═════ Task data
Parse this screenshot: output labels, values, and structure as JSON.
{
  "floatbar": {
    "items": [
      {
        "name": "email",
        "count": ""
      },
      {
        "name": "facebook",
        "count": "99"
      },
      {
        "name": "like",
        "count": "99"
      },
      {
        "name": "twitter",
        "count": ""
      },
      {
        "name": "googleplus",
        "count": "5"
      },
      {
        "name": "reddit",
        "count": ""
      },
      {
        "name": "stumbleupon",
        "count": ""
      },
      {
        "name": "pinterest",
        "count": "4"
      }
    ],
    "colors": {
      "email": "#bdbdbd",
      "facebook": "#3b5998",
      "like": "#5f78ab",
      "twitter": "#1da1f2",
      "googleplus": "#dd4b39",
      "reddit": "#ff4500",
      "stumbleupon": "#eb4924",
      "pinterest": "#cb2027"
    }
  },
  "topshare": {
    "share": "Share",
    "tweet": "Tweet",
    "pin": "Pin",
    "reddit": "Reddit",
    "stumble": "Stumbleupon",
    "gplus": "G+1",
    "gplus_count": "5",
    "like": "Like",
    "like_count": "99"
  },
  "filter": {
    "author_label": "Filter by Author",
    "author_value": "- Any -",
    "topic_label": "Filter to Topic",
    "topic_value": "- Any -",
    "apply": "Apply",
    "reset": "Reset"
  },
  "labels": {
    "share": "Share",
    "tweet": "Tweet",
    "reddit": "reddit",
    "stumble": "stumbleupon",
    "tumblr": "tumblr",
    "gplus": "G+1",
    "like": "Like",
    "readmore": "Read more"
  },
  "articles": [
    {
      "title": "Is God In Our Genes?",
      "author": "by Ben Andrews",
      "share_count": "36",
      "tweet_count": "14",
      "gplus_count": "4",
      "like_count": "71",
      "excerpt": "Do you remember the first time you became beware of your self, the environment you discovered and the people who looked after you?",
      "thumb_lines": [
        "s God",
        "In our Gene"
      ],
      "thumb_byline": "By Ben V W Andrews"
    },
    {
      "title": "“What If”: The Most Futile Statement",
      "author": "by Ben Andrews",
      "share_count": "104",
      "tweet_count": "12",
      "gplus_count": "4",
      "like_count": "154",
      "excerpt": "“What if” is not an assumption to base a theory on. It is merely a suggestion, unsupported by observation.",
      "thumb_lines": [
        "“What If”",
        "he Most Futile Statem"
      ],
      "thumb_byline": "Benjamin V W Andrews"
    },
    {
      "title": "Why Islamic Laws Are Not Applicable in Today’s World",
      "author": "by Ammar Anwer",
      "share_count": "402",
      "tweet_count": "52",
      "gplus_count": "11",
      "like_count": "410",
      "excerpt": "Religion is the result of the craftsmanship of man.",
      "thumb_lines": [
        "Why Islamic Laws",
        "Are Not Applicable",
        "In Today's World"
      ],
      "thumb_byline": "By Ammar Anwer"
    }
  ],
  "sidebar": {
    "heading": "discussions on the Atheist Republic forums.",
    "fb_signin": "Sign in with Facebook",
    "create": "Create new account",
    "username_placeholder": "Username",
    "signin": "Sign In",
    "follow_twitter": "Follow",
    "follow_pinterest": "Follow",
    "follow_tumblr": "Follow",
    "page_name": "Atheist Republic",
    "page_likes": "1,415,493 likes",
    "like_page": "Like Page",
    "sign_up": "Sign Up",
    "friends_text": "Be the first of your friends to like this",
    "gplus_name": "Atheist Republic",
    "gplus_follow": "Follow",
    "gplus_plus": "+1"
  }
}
══════════
• Task to complete
Line by line, reproduce the data exactly.

• Worked solution
Parse this screenshot: output labels, values, and structure as JSON.
{
  "floatbar": {
    "items": [
      {
        "name": "email",
        "count": ""
      },
      {
        "name": "facebook",
        "count": "99"
      },
      {
        "name": "like",
        "count": "99"
      },
      {
        "name": "twitter",
        "count": ""
      },
      {
        "name": "googleplus",
        "count": "5"
      },
      {
        "name": "reddit",
        "count": ""
      },
      {
        "name": "stumbleupon",
        "count": ""
      },
      {
        "name": "pinterest",
        "count": "4"
      }
    ],
    "colors": {
      "email": "#bdbdbd",
      "facebook": "#3b5998",
      "like": "#5f78ab",
      "twitter": "#1da1f2",
      "googleplus": "#dd4b39",
      "reddit": "#ff4500",
      "stumbleupon": "#eb4924",
      "pinterest": "#cb2027"
    }
  },
  "topshare": {
    "share": "Share",
    "tweet": "Tweet",
    "pin": "Pin",
    "reddit": "Reddit",
    "stumble": "Stumbleupon",
    "gplus": "G+1",
    "gplus_count": "5",
    "like": "Like",
    "like_count": "99"
  },
  "filter": {
    "author_label": "Filter by Author",
    "author_value": "- Any -",
    "topic_label": "Filter to Topic",
    "topic_value": "- Any -",
    "apply": "Apply",
    "reset": "Reset"
  },
  "labels": {
    "share": "Share",
    "tweet": "Tweet",
    "reddit": "reddit",
    "stumble": "stumbleupon",
    "tumblr": "tumblr",
    "gplus": "G+1",
    "like": "Like",
    "readmore": "Read more"
  },
  "articles": [
    {
      "title": "Is God In Our Genes?",
      "author": "by Ben Andrews",
      "share_count": "36",
      "tweet_count": "14",
      "gplus_count": "4",
      "like_count": "71",
      "excerpt": "Do you remember the first time you became beware of your self, the environment you discovered and the people who looked after you?",
      "thumb_lines": [
        "s God",
        "In our Gene"
      ],
      "thumb_byline": "By Ben V W Andrews"
    },
    {
      "title": "“What If”: The Most Futile Statement",
      "author": "by Ben Andrews",
      "share_count": "104",
      "tweet_count": "12",
      "gplus_count": "4",
      "like_count": "154",
      "excerpt": "“What if” is not an assumption to base a theory on. It is merely a suggestion, unsupported by observation.",
      "thumb_lines": [
        "“What If”",
        "he Most Futile Statem"
      ],
      "thumb_byline": "Benjamin V W Andrews"
    },
    {
      "title": "Why Islamic Laws Are Not Applicable in Today’s World",
      "author": "by Ammar Anwer",
      "share_count": "402",
      "tweet_count": "52",
      "gplus_count": "11",
      "like_count": "410",
      "excerpt": "Religion is the result of the craftsmanship of man.",
      "thumb_lines": [
        "Why Islamic Laws",
        "Are Not Applicable",
        "In Today's World"
      ],
      "thumb_byline": "By Ammar Anwer"
    }
  ],
  "sidebar": {
    "heading": "discussions on the Atheist Republic forums.",
    "fb_signin": "Sign in with Facebook",
    "create": "Create new account",
    "username_placeholder": "Username",
    "signin": "Sign In",
    "follow_twitter": "Follow",
    "follow_pinterest": "Follow",
    "follow_tumblr": "Follow",
    "page_name": "Atheist Republic",
    "page_likes": "1,415,493 likes",
    "like_page": "Like Page",
    "sign_up": "Sign Up",
    "friends_text": "Be the first of your friends to like this",
    "gplus_name": "Atheist Republic",
    "gplus_follow": "Follow",
    "gplus_plus": "+1"
  }
}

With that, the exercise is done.